Set task — Repeat each line word for word.

(Records that describe figures)
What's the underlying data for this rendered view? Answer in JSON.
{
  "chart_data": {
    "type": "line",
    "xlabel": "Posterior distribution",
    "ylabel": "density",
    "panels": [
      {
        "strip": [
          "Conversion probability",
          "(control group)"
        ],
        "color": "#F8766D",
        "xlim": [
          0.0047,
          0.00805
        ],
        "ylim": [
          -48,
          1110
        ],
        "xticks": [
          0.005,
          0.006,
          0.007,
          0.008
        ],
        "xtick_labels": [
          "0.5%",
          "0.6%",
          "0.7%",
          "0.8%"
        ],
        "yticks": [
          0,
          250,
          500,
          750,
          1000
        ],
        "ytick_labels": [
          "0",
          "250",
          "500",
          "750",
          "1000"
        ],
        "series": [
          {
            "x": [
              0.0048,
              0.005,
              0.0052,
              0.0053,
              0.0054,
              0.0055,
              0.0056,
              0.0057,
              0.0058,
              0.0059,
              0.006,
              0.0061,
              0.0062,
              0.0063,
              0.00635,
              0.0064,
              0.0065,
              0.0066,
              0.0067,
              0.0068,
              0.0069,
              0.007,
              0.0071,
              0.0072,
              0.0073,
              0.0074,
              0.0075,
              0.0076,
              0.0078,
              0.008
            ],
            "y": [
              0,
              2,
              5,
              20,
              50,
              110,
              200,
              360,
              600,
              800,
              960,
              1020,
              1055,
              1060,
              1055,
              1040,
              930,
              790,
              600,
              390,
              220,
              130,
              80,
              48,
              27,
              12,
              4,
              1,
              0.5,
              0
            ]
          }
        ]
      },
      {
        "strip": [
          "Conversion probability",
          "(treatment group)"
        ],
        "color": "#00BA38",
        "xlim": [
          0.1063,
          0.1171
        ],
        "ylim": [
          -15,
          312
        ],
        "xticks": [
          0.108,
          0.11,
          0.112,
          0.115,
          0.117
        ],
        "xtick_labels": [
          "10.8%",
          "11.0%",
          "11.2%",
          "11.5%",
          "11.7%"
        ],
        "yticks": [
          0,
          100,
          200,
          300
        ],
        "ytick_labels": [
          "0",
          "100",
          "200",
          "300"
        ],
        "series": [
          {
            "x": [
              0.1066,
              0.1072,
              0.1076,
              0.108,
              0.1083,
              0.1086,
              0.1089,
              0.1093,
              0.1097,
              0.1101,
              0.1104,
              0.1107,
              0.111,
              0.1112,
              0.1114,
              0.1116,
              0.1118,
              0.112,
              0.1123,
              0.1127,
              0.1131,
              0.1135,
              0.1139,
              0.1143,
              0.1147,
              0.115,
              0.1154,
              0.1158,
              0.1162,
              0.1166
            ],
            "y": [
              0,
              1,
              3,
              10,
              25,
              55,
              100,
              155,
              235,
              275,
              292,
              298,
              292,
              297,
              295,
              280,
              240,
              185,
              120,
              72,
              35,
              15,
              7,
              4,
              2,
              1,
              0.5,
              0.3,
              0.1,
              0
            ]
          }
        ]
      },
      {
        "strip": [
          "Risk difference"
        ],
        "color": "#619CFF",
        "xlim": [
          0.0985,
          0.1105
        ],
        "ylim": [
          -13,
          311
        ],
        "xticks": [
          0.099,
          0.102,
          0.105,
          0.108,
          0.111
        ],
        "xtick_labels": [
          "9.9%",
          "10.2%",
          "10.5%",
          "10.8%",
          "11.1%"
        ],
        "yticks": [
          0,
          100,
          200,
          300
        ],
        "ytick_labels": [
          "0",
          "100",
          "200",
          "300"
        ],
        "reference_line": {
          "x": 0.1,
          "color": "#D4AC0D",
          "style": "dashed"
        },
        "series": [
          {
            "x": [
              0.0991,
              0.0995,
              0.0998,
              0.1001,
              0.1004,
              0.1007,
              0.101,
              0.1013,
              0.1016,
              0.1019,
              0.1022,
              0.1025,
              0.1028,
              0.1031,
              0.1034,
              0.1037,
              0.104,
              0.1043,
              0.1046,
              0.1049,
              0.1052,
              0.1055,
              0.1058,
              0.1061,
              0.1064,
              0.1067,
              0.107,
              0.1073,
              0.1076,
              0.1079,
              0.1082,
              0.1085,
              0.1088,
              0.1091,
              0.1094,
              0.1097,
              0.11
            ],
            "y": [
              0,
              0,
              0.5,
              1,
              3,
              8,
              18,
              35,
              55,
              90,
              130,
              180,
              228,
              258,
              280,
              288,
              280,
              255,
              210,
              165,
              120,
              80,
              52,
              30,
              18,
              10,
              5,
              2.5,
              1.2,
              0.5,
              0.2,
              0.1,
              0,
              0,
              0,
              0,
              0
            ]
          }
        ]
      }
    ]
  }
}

Solution below —
What's the underlying data for this rendered view? Answer in JSON.
{
  "chart_data": {
    "type": "line",
    "xlabel": "Posterior distribution",
    "ylabel": "density",
    "panels": [
      {
        "strip": [
          "Conversion probability",
          "(control group)"
        ],
        "color": "#F8766D",
        "xlim": [
          0.0047,
          0.00805
        ],
        "ylim": [
          -48,
          1110
        ],
        "xticks": [
          0.005,
          0.006,
          0.007,
          0.008
        ],
        "xtick_labels": [
          "0.5%",
          "0.6%",
          "0.7%",
          "0.8%"
        ],
        "yticks": [
          0,
          250,
          500,
          750,
          1000
        ],
        "ytick_labels": [
          "0",
          "250",
          "500",
          "750",
          "1000"
        ],
        "series": [
          {
            "x": [
              0.0048,
              0.005,
              0.0052,
              0.0053,
              0.0054,
              0.0055,
              0.0056,
              0.0057,
              0.0058,
              0.0059,
              0.006,
              0.0061,
              0.0062,
              0.0063,
              0.00635,
              0.0064,
              0.0065,
              0.0066,
              0.0067,
              0.0068,
              0.0069,
              0.007,
              0.0071,
              0.0072,
              0.0073,
              0.0074,
              0.0075,
              0.0076,
              0.0078,
              0.008
            ],
            "y": [
              0,
              2,
              5,
              20,
              50,
              110,
              200,
              360,
              600,
              800,
              960,
              1020,
              1055,
              1060,
              1055,
              1040,
              930,
              790,
              600,
              390,
              220,
              130,
              80,
              48,
              27,
              12,
              4,
              1,
              0.5,
              0
            ]
          }
        ]
      },
      {
        "strip": [
          "Conversion probability",
          "(treatment group)"
        ],
        "color": "#00BA38",
        "xlim": [
          0.1063,
          0.1171
        ],
        "ylim": [
          -15,
          312
        ],
        "xticks": [
          0.108,
          0.11,
          0.112,
          0.115,
          0.117
        ],
        "xtick_labels": [
          "10.8%",
          "11.0%",
          "11.2%",
          "11.5%",
          "11.7%"
        ],
        "yticks": [
          0,
          100,
          200,
          300
        ],
        "ytick_labels": [
          "0",
          "100",
          "200",
          "300"
        ],
        "series": [
          {
            "x": [
              0.1066,
              0.1072,
              0.1076,
              0.108,
              0.1083,
              0.1086,
              0.1089,
              0.1093,
              0.1097,
              0.1101,
              0.1104,
              0.1107,
              0.111,
              0.1112,
              0.1114,
              0.1116,
              0.1118,
              0.112,
              0.1123,
              0.1127,
              0.1131,
              0.1135,
              0.1139,
              0.1143,
              0.1147,
              0.115,
              0.1154,
              0.1158,
              0.1162,
              0.1166
            ],
            "y": [
              0,
              1,
              3,
              10,
              25,
              55,
              100,
              155,
              235,
              275,
              292,
              298,
              292,
              297,
              295,
              280,
              240,
              185,
              120,
              72,
              35,
              15,
              7,
              4,
              2,
              1,
              0.5,
              0.3,
              0.1,
              0
            ]
          }
        ]
      },
      {
        "strip": [
          "Risk difference"
        ],
        "color": "#619CFF",
        "xlim": [
          0.0985,
          0.1105
        ],
        "ylim": [
          -13,
          311
        ],
        "xticks": [
          0.099,
          0.102,
          0.105,
          0.108,
          0.111
        ],
        "xtick_labels": [
          "9.9%",
          "10.2%",
          "10.5%",
          "10.8%",
          "11.1%"
        ],
        "yticks": [
          0,
          100,
          200,
          300
        ],
        "ytick_labels": [
          "0",
          "100",
          "200",
          "300"
        ],
        "reference_line": {
          "x": 0.1,
          "color": "#D4AC0D",
          "style": "dashed"
        },
        "series": [
          {
            "x": [
              0.0991,
              0.0995,
              0.0998,
              0.1001,
              0.1004,
              0.1007,
              0.101,
              0.1013,
              0.1016,
              0.1019,
              0.1022,
              0.1025,
              0.1028,
              0.1031,
              0.1034,
              0.1037,
              0.104,
              0.1043,
              0.1046,
              0.1049,
              0.1052,
              0.1055,
              0.1058,
              0.1061,
              0.1064,
              0.1067,
              0.107,
              0.1073,
              0.1076,
              0.1079,
              0.1082,
              0.1085,
              0.1088,
              0.1091,
              0.1094,
              0.1097,
              0.11
            ],
            "y": [
              0,
              0,
              0.5,
              1,
              3,
              8,
              18,
              35,
              55,
              90,
              130,
              180,
              228,
              258,
              280,
              288,
              280,
              255,
              210,
              165,
              120,
              80,
              52,
              30,
              18,
              10,
              5,
              2.5,
              1.2,
              0.5,
              0.2,
              0.1,
              0,
              0,
              0,
              0,
              0
            ]
          }
        ]
      }
    ]
  }
}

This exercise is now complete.